__THINGS TO DO__
A – In the lob shot thread below, how far behind the ball should the club strike the ground for this shot?
B – Sum up the lob shot thread below in two sentences.
C – Repeat everything from "## Foxholer (Jun" down to "3 more shots!" in the lob shot thread below.

__SELECTED EXCERPT__
▶

# lob shot off a tight lie ...



## garyinderry (Jun 6, 2012)

every days a school day. im pretty good at hitting lob shots from a fluffy lie but any time i tried it froma tight lie i usually bladed it. just before i went out tonight for a few holes i had a quick look at phils - secret of the short game. 

the secret to this shot is 

-weight on left side
-ball forward instance
-open club face
*-hit the ball fat ( 3inches behind the ball)*


i tried this tonight and sure enough it works.

http://www.youtube.com/watch?v=7d68hydVbWA


----------



## bobmac (Jun 6, 2012)

So the ball is forward, the face is open and you hit it fat.....it's not going to go very high....unless you hit it hard as Phil does in the video. And if you get it wrong.......good luck.
3 things...
Practice this for hours before you even think about trying it in a comp
He was using a 64 deg LW
His idea of a tight lie is nothing like what we get in this country


----------



## Foxholer (Jun 6, 2012)

Probably the most difficult shot in golf. Absolutely no tolerance for error and the consequences of getting it wrong are severe - 2 or, more likely, 3 more shots!

Do have to wonder why we even attempt this shot - but it's the magic when it gets anywhere near coming off!

As Bob says, practice this one for hours before considering using it on the course - even leave the LW out of the bag until you can hit it well. The practice will almost certainly improve your play with other wedges though as your ball-striking will get crisper.

◀

__ENTRIES SUPPLIED__
▶

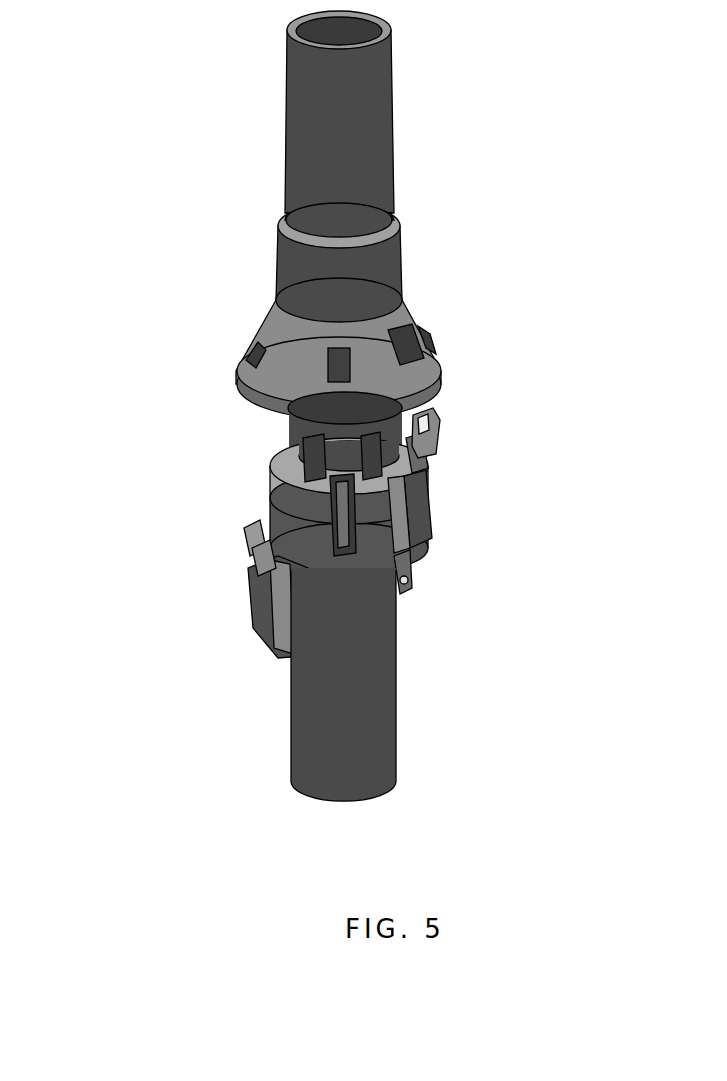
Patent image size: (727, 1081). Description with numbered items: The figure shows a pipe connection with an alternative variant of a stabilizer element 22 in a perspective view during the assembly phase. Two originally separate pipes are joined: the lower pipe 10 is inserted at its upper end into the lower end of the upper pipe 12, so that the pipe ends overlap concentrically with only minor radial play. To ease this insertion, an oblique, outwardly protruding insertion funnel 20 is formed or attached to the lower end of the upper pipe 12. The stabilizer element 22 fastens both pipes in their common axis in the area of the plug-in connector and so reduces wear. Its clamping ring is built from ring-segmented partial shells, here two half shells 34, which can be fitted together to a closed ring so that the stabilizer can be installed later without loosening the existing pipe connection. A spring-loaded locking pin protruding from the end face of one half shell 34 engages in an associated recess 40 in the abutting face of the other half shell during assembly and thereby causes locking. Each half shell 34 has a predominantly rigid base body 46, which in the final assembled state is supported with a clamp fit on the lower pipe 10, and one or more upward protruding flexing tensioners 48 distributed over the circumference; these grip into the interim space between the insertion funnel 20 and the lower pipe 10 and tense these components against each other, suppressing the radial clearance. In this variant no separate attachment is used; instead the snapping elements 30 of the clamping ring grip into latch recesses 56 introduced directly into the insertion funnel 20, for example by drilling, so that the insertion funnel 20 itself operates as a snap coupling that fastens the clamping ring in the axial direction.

The lower pipe 10 is at (386, 693).
The upper pipe 12 is at (383, 90).
The insertion funnel 20 is at (228, 360).
The stabilizer element 22 is at (321, 568).
The snapping elements 30 is at (430, 430).
The half shells 34 is at (432, 489).
The recess 40 is at (280, 645).
The base body 46 is at (400, 548).
The flexing tensioners 48 is at (410, 412).
The latch recesses 56 is at (408, 340).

◀

__ANSWERS PER TASK__
A – About 3 inches behind the ball.

B – One poster says he used to blade lob shots from tight lies but found that putting weight on the left side, playing the ball forward, opening the face and hitting the ball fat, about three inches behind it, works. Replies call it perhaps the most difficult shot in golf, with no tolerance for error, and advise practicing it for hours before trying it on the course or in a competition.

C –
## Foxholer (Jun 6, 2012)

Probably the most difficult shot in golf. Absolutely no tolerance for error and the consequences of getting it wrong are severe - 2 or, more likely, 3 more shots!